- Given request
Write out the full set of records below exactly.

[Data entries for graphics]
————————

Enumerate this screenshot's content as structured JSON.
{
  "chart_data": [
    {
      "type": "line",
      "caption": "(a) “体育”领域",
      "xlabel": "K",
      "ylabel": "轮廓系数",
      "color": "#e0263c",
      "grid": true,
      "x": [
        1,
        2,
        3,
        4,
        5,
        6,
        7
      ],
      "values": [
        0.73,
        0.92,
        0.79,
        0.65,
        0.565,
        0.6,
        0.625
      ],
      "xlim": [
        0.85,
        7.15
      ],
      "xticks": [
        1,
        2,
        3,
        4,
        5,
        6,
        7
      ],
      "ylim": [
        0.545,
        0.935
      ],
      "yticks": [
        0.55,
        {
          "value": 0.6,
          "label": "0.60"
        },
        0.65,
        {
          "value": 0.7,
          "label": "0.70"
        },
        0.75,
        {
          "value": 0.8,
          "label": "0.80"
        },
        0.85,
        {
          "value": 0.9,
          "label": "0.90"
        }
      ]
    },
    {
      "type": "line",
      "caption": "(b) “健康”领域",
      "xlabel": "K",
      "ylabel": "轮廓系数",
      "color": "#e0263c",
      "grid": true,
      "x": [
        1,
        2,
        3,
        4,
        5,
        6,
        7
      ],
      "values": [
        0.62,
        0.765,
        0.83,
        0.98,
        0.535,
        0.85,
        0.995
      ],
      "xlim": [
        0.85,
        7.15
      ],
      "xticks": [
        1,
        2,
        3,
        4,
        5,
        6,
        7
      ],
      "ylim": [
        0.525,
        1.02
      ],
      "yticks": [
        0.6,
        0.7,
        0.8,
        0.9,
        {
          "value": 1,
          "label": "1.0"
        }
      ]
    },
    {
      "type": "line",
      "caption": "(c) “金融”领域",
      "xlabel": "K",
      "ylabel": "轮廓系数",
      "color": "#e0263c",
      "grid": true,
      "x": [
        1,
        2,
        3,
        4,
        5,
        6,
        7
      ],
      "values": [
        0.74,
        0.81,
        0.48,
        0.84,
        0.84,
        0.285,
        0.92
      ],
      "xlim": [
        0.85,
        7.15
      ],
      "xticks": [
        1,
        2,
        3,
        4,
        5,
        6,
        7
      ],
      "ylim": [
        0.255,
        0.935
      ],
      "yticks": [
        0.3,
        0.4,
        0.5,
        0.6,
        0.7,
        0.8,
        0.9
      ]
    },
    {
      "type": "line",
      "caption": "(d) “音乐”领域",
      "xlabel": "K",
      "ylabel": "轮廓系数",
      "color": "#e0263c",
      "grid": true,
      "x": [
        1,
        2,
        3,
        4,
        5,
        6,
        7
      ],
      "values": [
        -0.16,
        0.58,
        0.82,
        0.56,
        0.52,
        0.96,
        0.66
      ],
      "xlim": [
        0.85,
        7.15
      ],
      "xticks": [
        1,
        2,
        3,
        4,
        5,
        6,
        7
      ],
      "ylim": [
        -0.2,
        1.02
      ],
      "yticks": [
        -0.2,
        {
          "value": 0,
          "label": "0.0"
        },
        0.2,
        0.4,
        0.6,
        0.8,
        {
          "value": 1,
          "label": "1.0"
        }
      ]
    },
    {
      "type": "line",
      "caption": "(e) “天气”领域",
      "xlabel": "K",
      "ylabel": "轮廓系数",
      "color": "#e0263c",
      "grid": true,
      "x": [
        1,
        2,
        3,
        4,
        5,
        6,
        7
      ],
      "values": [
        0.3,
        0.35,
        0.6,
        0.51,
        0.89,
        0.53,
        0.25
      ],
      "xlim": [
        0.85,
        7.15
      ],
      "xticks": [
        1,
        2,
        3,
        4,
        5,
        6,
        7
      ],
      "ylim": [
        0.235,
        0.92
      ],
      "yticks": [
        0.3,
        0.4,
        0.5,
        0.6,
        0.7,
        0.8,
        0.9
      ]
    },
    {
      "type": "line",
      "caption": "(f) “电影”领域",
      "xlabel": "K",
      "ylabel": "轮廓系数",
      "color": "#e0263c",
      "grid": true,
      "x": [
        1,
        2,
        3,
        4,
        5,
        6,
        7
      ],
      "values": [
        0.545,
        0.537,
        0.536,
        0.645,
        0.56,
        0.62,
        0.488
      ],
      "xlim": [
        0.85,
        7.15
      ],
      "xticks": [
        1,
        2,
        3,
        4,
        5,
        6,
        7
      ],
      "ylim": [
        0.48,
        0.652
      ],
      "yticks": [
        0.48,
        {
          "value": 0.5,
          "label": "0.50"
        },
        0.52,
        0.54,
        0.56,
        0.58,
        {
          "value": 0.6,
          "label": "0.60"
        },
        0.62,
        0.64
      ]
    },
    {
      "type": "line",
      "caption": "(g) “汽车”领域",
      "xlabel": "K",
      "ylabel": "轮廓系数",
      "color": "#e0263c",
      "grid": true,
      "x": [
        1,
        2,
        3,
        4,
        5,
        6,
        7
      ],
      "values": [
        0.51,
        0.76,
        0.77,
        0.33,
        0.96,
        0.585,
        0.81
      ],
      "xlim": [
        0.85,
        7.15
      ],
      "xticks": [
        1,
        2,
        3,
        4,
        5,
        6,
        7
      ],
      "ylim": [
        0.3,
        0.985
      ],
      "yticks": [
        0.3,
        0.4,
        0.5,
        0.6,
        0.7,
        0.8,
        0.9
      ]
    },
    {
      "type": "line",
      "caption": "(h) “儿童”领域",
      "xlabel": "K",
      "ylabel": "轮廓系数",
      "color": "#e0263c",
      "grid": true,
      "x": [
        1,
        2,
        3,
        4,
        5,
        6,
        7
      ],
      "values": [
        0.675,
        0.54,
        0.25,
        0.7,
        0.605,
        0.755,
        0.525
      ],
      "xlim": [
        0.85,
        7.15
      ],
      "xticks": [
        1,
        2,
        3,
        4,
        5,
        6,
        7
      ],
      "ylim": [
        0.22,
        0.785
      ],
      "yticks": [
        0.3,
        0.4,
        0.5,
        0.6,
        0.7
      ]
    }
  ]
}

————————

- Written answer
Enumerate this screenshot's content as structured JSON.
{
  "chart_data": [
    {
      "type": "line",
      "caption": "(a) “体育”领域",
      "xlabel": "K",
      "ylabel": "轮廓系数",
      "color": "#e0263c",
      "grid": true,
      "x": [
        1,
        2,
        3,
        4,
        5,
        6,
        7
      ],
      "values": [
        0.73,
        0.92,
        0.79,
        0.65,
        0.565,
        0.6,
        0.625
      ],
      "xlim": [
        0.85,
        7.15
      ],
      "xticks": [
        1,
        2,
        3,
        4,
        5,
        6,
        7
      ],
      "ylim": [
        0.545,
        0.935
      ],
      "yticks": [
        0.55,
        {
          "value": 0.6,
          "label": "0.60"
        },
        0.65,
        {
          "value": 0.7,
          "label": "0.70"
        },
        0.75,
        {
          "value": 0.8,
          "label": "0.80"
        },
        0.85,
        {
          "value": 0.9,
          "label": "0.90"
        }
      ]
    },
    {
      "type": "line",
      "caption": "(b) “健康”领域",
      "xlabel": "K",
      "ylabel": "轮廓系数",
      "color": "#e0263c",
      "grid": true,
      "x": [
        1,
        2,
        3,
        4,
        5,
        6,
        7
      ],
      "values": [
        0.62,
        0.765,
        0.83,
        0.98,
        0.535,
        0.85,
        0.995
      ],
      "xlim": [
        0.85,
        7.15
      ],
      "xticks": [
        1,
        2,
        3,
        4,
        5,
        6,
        7
      ],
      "ylim": [
        0.525,
        1.02
      ],
      "yticks": [
        0.6,
        0.7,
        0.8,
        0.9,
        {
          "value": 1,
          "label": "1.0"
        }
      ]
    },
    {
      "type": "line",
      "caption": "(c) “金融”领域",
      "xlabel": "K",
      "ylabel": "轮廓系数",
      "color": "#e0263c",
      "grid": true,
      "x": [
        1,
        2,
        3,
        4,
        5,
        6,
        7
      ],
      "values": [
        0.74,
        0.81,
        0.48,
        0.84,
        0.84,
        0.285,
        0.92
      ],
      "xlim": [
        0.85,
        7.15
      ],
      "xticks": [
        1,
        2,
        3,
        4,
        5,
        6,
        7
      ],
      "ylim": [
        0.255,
        0.935
      ],
      "yticks": [
        0.3,
        0.4,
        0.5,
        0.6,
        0.7,
        0.8,
        0.9
      ]
    },
    {
      "type": "line",
      "caption": "(d) “音乐”领域",
      "xlabel": "K",
      "ylabel": "轮廓系数",
      "color": "#e0263c",
      "grid": true,
      "x": [
        1,
        2,
        3,
        4,
        5,
        6,
        7
      ],
      "values": [
        -0.16,
        0.58,
        0.82,
        0.56,
        0.52,
        0.96,
        0.66
      ],
      "xlim": [
        0.85,
        7.15
      ],
      "xticks": [
        1,
        2,
        3,
        4,
        5,
        6,
        7
      ],
      "ylim": [
        -0.2,
        1.02
      ],
      "yticks": [
        -0.2,
        {
          "value": 0,
          "label": "0.0"
        },
        0.2,
        0.4,
        0.6,
        0.8,
        {
          "value": 1,
          "label": "1.0"
        }
      ]
    },
    {
      "type": "line",
      "caption": "(e) “天气”领域",
      "xlabel": "K",
      "ylabel": "轮廓系数",
      "color": "#e0263c",
      "grid": true,
      "x": [
        1,
        2,
        3,
        4,
        5,
        6,
        7
      ],
      "values": [
        0.3,
        0.35,
        0.6,
        0.51,
        0.89,
        0.53,
        0.25
      ],
      "xlim": [
        0.85,
        7.15
      ],
      "xticks": [
        1,
        2,
        3,
        4,
        5,
        6,
        7
      ],
      "ylim": [
        0.235,
        0.92
      ],
      "yticks": [
        0.3,
        0.4,
        0.5,
        0.6,
        0.7,
        0.8,
        0.9
      ]
    },
    {
      "type": "line",
      "caption": "(f) “电影”领域",
      "xlabel": "K",
      "ylabel": "轮廓系数",
      "color": "#e0263c",
      "grid": true,
      "x": [
        1,
        2,
        3,
        4,
        5,
        6,
        7
      ],
      "values": [
        0.545,
        0.537,
        0.536,
        0.645,
        0.56,
        0.62,
        0.488
      ],
      "xlim": [
        0.85,
        7.15
      ],
      "xticks": [
        1,
        2,
        3,
        4,
        5,
        6,
        7
      ],
      "ylim": [
        0.48,
        0.652
      ],
      "yticks": [
        0.48,
        {
          "value": 0.5,
          "label": "0.50"
        },
        0.52,
        0.54,
        0.56,
        0.58,
        {
          "value": 0.6,
          "label": "0.60"
        },
        0.62,
        0.64
      ]
    },
    {
      "type": "line",
      "caption": "(g) “汽车”领域",
      "xlabel": "K",
      "ylabel": "轮廓系数",
      "color": "#e0263c",
      "grid": true,
      "x": [
        1,
        2,
        3,
        4,
        5,
        6,
        7
      ],
      "values": [
        0.51,
        0.76,
        0.77,
        0.33,
        0.96,
        0.585,
        0.81
      ],
      "xlim": [
        0.85,
        7.15
      ],
      "xticks": [
        1,
        2,
        3,
        4,
        5,
        6,
        7
      ],
      "ylim": [
        0.3,
        0.985
      ],
      "yticks": [
        0.3,
        0.4,
        0.5,
        0.6,
        0.7,
        0.8,
        0.9
      ]
    },
    {
      "type": "line",
      "caption": "(h) “儿童”领域",
      "xlabel": "K",
      "ylabel": "轮廓系数",
      "color": "#e0263c",
      "grid": true,
      "x": [
        1,
        2,
        3,
        4,
        5,
        6,
        7
      ],
      "values": [
        0.675,
        0.54,
        0.25,
        0.7,
        0.605,
        0.755,
        0.525
      ],
      "xlim": [
        0.85,
        7.15
      ],
      "xticks": [
        1,
        2,
        3,
        4,
        5,
        6,
        7
      ],
      "ylim": [
        0.22,
        0.785
      ],
      "yticks": [
        0.3,
        0.4,
        0.5,
        0.6,
        0.7
      ]
    }
  ]
}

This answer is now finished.